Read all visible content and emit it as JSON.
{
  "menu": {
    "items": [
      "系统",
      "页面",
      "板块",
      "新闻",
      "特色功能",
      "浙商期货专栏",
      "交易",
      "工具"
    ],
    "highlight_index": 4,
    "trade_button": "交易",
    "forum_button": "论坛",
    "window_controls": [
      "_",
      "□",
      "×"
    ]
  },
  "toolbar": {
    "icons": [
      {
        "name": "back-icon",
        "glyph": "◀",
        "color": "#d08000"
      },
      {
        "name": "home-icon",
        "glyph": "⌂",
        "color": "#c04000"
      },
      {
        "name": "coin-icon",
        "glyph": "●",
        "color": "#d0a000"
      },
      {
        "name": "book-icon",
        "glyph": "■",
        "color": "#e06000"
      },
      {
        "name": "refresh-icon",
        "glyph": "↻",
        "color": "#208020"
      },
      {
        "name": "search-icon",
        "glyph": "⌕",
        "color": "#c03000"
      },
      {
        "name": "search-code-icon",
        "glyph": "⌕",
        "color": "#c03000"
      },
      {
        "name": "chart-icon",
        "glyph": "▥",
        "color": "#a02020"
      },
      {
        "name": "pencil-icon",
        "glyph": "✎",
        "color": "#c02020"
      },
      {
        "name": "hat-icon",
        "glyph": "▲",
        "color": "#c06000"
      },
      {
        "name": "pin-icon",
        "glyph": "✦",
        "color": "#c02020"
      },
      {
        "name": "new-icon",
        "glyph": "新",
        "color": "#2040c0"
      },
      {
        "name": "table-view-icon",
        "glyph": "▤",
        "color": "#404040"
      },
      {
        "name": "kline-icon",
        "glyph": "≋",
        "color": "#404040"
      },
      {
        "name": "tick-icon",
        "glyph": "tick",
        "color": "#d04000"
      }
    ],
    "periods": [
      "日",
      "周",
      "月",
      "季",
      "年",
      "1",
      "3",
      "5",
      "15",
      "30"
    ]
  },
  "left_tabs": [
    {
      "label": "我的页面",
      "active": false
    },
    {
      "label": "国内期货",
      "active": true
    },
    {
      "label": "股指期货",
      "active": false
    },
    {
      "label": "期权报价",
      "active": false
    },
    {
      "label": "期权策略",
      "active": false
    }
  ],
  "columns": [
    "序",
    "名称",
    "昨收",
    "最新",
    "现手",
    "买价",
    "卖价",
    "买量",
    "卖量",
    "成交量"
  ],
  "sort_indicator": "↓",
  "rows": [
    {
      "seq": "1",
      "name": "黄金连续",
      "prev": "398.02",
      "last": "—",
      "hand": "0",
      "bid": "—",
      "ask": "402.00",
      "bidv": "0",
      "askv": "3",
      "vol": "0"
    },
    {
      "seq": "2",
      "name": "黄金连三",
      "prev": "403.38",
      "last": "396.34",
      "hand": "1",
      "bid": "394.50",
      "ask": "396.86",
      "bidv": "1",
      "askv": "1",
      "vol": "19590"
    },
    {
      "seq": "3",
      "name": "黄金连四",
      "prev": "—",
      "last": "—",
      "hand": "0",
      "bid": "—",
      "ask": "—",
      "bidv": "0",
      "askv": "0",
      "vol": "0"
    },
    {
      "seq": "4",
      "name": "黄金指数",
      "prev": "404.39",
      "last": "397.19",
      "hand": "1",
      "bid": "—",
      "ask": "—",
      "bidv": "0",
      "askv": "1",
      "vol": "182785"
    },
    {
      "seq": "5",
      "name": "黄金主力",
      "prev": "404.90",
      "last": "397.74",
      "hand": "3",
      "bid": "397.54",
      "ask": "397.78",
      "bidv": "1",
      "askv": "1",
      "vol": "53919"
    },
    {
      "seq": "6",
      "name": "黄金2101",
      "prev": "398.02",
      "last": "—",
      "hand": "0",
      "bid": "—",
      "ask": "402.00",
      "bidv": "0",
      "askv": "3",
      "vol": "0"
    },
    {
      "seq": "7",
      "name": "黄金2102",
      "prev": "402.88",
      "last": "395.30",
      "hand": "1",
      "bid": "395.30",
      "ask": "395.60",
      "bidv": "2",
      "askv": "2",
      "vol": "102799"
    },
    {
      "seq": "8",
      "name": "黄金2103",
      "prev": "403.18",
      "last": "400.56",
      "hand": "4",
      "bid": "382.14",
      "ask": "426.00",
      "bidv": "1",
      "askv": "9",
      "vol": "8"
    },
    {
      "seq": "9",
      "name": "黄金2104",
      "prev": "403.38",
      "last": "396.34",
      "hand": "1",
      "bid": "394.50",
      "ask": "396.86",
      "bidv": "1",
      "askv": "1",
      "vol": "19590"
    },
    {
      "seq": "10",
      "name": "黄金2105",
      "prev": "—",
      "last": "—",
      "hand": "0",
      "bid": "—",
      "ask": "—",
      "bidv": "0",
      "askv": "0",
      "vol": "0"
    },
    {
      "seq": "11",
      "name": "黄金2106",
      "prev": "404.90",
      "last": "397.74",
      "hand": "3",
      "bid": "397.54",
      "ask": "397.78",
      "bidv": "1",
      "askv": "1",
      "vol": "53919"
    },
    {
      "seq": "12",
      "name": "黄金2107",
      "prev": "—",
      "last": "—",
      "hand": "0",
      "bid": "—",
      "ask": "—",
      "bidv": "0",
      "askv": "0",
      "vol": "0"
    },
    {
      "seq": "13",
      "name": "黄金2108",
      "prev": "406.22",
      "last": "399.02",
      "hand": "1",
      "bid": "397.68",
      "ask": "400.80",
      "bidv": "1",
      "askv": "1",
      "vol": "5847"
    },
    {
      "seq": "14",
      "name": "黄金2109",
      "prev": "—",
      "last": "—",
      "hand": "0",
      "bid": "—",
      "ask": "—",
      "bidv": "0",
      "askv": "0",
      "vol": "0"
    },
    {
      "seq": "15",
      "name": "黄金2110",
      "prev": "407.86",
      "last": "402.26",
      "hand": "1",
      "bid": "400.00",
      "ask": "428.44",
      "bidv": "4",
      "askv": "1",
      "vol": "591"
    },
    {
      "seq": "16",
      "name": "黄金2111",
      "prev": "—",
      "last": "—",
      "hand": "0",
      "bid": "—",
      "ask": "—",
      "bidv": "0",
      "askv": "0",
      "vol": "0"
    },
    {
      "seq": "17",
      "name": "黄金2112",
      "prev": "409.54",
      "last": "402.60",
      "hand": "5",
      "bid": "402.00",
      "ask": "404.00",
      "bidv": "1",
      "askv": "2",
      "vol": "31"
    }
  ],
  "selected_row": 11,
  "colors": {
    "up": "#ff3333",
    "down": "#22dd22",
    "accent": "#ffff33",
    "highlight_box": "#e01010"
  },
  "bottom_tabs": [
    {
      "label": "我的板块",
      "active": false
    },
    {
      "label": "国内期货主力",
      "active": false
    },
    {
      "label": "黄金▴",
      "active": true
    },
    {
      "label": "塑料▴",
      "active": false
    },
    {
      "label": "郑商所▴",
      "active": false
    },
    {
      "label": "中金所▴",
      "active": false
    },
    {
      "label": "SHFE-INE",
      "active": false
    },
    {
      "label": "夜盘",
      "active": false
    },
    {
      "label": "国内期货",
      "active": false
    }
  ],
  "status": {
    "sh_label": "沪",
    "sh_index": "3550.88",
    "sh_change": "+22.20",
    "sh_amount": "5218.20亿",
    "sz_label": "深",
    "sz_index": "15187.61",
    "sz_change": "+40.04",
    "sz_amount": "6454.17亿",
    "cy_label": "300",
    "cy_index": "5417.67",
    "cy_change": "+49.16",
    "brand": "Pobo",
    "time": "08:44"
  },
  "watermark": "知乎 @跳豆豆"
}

============

YOUR INSTRUCTIONS:
Every line that holds the word "search" should be extracted.

TASK SOLUTION:
        "name": "search-icon",
        "name": "search-code-icon",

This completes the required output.